:: TASK TO COMPLETE ::
Go through the entries and say how many lines contain the string "Межбюджетные". The number is the whole answer.

═════ PROVIDED MATERIAL

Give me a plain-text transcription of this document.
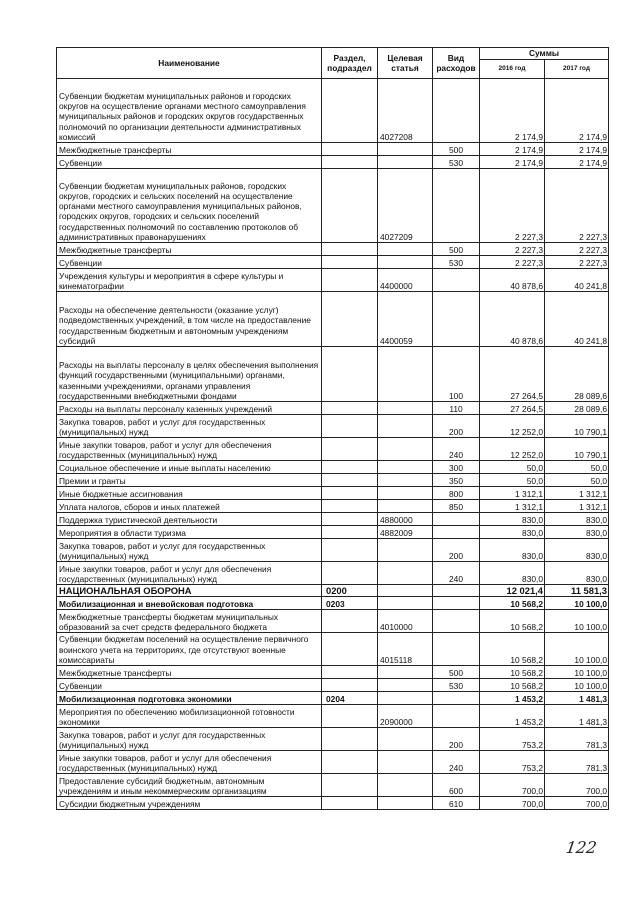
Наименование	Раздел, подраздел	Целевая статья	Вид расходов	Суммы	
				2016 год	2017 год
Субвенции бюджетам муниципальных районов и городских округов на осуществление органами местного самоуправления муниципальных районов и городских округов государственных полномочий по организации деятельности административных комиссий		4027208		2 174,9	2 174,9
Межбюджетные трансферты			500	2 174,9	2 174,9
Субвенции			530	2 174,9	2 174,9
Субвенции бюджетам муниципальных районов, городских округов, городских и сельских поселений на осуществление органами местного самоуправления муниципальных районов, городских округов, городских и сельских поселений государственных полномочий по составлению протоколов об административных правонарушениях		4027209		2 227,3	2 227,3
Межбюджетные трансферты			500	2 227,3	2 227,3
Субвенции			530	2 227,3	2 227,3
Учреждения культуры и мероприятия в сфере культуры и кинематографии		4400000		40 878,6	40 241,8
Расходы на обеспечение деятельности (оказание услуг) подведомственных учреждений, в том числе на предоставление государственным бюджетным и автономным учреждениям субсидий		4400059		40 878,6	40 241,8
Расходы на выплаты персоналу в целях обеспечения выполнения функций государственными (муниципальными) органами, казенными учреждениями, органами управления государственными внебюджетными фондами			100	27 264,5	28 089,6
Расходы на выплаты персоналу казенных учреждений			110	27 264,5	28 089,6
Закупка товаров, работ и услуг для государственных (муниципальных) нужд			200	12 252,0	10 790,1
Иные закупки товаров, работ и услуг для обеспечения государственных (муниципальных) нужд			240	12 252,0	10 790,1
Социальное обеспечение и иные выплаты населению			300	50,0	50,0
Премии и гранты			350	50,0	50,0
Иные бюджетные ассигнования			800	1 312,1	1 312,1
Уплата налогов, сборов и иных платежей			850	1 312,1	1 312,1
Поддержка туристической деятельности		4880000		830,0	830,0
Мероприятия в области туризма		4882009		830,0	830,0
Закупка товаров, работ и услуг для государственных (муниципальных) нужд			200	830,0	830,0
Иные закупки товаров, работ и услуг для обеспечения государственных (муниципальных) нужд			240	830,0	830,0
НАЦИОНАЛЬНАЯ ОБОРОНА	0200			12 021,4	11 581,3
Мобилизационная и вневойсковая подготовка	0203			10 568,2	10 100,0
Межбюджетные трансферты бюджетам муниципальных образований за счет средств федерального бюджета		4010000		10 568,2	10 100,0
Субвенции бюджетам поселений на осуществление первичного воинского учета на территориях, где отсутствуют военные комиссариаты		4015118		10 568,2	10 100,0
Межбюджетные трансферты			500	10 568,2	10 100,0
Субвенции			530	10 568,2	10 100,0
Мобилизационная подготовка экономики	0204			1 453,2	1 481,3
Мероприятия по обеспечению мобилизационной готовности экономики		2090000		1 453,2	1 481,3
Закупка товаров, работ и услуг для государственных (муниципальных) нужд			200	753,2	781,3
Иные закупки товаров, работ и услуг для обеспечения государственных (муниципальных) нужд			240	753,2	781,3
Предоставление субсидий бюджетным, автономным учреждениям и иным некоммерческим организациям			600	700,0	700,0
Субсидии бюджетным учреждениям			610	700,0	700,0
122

══════════

:: TASK ANSWER ::
4